[begin Recorded information]

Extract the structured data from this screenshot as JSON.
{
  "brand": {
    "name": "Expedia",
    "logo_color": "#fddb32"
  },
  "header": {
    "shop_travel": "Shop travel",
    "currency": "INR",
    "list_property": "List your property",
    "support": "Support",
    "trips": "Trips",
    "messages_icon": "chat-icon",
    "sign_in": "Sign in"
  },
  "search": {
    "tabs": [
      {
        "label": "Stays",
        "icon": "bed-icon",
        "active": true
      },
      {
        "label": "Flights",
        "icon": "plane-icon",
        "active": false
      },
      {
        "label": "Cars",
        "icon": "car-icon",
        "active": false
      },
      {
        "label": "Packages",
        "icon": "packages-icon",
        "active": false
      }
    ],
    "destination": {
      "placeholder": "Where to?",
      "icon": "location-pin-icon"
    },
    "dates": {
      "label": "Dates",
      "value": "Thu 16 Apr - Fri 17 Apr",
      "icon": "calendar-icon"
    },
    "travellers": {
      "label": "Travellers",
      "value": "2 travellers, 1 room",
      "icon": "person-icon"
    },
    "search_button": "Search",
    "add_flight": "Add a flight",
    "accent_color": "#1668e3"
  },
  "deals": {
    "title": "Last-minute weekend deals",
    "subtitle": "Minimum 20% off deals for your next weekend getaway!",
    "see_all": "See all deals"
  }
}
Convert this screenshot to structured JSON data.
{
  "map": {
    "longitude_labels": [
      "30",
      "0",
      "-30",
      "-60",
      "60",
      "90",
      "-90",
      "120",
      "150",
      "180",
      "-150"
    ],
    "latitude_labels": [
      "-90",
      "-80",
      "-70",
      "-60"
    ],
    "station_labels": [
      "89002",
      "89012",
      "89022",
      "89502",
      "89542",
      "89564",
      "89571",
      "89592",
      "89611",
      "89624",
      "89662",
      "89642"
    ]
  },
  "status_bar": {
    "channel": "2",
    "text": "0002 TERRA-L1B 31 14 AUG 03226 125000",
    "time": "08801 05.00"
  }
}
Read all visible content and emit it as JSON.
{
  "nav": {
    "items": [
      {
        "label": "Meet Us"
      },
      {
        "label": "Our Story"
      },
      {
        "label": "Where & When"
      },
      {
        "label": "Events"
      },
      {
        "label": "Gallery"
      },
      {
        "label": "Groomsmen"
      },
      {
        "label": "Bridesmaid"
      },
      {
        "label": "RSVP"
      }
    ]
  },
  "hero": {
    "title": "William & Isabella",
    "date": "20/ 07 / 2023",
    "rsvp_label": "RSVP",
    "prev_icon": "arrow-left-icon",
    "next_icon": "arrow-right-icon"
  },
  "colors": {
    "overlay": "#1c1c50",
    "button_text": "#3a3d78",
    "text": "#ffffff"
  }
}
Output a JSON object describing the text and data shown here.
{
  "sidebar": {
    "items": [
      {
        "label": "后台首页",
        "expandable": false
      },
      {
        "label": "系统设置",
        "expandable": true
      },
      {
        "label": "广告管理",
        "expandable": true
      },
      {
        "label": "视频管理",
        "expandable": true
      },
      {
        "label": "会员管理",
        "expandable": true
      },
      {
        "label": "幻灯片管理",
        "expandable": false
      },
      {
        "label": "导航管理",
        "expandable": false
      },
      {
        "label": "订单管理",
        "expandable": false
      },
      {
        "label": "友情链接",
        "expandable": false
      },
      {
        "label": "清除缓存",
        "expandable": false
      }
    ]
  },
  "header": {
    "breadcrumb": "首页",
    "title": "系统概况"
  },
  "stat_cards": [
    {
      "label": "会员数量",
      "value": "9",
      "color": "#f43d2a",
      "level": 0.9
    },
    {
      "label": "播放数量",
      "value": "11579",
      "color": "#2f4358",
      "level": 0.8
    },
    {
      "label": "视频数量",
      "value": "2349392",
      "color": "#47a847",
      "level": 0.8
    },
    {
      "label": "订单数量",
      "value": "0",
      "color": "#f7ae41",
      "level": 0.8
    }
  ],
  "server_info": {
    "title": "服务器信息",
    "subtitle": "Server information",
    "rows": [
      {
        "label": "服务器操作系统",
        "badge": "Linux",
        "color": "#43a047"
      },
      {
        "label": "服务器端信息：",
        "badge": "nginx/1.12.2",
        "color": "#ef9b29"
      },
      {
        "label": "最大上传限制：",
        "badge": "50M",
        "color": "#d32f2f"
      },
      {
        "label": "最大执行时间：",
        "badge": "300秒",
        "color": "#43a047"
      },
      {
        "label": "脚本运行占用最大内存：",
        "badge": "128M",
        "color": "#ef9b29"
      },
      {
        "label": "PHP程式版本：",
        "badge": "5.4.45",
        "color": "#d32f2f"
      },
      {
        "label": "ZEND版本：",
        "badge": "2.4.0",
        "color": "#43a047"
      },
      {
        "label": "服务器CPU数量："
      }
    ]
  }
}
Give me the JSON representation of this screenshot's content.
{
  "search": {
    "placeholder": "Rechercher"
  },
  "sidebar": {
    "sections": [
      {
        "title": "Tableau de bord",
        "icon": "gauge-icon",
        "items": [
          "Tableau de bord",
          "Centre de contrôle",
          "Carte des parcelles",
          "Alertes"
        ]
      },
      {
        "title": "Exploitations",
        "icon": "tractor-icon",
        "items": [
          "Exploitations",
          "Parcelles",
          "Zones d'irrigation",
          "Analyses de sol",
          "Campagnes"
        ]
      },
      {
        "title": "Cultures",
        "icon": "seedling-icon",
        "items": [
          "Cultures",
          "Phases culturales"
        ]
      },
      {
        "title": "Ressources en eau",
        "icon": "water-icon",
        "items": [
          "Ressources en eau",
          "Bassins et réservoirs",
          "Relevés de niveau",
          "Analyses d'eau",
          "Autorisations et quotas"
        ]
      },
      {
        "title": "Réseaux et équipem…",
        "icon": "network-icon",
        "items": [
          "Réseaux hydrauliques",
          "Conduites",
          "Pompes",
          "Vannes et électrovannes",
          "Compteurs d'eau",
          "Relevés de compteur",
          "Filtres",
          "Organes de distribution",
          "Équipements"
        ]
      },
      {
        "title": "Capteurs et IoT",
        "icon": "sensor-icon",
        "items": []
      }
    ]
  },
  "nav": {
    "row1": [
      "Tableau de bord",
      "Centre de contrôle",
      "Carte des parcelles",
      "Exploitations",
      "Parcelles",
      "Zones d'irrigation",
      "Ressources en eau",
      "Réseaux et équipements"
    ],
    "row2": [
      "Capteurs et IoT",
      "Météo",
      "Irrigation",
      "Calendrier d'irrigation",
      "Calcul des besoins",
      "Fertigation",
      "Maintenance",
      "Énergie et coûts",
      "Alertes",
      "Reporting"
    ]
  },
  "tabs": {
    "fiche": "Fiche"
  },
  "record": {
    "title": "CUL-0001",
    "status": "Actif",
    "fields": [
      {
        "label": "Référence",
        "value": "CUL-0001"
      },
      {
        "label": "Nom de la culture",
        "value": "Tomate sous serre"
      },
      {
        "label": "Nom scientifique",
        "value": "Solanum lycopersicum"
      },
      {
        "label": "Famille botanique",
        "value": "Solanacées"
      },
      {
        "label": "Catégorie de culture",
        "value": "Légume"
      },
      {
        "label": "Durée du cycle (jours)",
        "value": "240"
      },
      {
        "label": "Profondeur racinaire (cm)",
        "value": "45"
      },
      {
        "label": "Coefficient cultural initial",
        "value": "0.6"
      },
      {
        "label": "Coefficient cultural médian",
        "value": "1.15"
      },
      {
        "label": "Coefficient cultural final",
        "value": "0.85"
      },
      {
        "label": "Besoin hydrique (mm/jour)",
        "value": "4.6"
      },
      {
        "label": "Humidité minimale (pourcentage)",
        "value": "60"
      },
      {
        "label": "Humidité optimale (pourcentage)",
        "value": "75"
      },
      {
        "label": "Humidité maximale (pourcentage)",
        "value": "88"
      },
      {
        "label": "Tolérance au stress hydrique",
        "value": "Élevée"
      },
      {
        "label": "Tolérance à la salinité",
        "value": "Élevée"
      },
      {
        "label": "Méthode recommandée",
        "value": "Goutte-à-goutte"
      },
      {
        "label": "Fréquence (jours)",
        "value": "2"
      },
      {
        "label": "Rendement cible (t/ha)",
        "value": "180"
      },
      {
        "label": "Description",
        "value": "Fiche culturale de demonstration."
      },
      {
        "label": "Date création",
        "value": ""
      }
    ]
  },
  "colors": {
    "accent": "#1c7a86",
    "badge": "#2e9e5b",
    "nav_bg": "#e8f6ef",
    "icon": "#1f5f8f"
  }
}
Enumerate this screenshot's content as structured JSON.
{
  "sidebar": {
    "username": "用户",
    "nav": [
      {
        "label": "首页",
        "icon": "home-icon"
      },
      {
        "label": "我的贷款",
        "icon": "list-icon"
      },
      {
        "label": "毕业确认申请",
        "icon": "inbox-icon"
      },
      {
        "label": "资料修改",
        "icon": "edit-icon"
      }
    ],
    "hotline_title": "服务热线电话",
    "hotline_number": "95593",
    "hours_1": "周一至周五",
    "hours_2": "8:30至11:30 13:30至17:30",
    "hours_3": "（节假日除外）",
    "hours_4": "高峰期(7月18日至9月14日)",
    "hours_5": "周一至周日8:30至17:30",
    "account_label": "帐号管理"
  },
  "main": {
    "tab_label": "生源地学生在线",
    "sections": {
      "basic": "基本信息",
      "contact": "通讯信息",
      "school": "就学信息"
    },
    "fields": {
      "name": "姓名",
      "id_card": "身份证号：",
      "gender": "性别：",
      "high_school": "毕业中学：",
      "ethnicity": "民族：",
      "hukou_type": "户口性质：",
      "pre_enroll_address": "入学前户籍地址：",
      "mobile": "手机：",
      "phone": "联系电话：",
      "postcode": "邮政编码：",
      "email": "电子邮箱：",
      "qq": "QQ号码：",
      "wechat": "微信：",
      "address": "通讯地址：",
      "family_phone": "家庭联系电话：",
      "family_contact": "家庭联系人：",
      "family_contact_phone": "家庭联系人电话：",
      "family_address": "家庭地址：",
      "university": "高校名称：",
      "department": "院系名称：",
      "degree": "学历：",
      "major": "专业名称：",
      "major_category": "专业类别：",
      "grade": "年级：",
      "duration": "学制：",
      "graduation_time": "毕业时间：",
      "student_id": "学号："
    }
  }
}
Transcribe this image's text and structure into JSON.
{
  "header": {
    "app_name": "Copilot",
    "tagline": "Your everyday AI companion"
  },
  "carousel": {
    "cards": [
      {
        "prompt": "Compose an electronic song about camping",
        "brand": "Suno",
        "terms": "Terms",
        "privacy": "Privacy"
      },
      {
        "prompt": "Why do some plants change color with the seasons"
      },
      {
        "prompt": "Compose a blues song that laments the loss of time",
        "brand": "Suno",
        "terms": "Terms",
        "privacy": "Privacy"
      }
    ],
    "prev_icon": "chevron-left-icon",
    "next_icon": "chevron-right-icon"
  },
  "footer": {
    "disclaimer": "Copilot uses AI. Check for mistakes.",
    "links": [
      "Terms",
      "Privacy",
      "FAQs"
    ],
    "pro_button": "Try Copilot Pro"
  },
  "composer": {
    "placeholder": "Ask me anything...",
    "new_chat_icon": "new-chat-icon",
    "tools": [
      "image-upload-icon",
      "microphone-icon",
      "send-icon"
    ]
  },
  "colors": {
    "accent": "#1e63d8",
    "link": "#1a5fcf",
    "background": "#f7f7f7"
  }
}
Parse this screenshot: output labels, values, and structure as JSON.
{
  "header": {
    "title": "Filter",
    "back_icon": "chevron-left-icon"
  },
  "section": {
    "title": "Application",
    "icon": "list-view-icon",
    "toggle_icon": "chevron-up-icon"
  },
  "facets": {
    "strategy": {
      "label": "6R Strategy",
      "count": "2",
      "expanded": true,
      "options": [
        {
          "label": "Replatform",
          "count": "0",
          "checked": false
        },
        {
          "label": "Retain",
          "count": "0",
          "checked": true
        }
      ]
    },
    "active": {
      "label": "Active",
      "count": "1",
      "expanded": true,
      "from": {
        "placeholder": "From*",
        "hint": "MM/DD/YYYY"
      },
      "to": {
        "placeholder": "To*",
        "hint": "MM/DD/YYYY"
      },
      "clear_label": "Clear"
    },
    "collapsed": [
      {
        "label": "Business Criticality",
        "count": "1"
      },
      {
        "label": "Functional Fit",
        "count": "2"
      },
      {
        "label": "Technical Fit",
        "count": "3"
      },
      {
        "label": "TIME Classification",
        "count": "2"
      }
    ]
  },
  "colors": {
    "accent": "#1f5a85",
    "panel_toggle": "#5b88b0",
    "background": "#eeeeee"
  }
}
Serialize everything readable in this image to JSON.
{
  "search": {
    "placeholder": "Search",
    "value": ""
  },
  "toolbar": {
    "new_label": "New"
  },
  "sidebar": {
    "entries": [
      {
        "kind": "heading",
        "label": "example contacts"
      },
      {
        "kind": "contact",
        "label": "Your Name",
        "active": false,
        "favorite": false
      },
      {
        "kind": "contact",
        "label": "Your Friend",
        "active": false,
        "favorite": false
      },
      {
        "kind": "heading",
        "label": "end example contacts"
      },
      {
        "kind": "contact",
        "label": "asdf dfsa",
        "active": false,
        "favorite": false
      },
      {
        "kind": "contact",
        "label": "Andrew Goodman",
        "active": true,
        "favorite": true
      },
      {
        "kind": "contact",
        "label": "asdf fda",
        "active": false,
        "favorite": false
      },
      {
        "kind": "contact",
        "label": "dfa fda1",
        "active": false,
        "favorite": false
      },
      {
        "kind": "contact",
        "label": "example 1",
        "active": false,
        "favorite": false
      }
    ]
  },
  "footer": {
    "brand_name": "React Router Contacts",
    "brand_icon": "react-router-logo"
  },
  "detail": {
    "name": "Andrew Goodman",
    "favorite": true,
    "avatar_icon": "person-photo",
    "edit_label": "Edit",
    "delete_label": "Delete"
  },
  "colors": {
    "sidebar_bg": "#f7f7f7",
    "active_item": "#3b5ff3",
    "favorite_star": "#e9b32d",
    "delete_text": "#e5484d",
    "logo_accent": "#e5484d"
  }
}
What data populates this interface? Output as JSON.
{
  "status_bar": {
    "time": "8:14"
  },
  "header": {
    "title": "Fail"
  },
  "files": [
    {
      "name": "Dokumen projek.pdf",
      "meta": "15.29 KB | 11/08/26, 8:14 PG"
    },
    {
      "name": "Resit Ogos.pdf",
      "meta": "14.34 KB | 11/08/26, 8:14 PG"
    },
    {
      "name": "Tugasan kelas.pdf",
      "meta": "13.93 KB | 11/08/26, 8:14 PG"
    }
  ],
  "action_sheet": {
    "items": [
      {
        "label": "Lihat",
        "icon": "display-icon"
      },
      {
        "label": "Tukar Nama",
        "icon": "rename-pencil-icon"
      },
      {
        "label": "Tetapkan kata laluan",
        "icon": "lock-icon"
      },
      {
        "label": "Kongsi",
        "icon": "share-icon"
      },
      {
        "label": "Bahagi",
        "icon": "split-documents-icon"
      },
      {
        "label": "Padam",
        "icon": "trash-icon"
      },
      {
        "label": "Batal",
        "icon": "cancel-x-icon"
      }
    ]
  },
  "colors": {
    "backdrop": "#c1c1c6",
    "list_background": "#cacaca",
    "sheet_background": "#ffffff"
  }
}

[end Recorded information]

(Job): Select from the material above each line in which the string "data" appears, and list those lines.

(Finished task):
Extract the structured data from this screenshot as JSON.
Convert this screenshot to structured JSON data.
Output a JSON object describing the text and data shown here.
What data populates this interface? Output as JSON.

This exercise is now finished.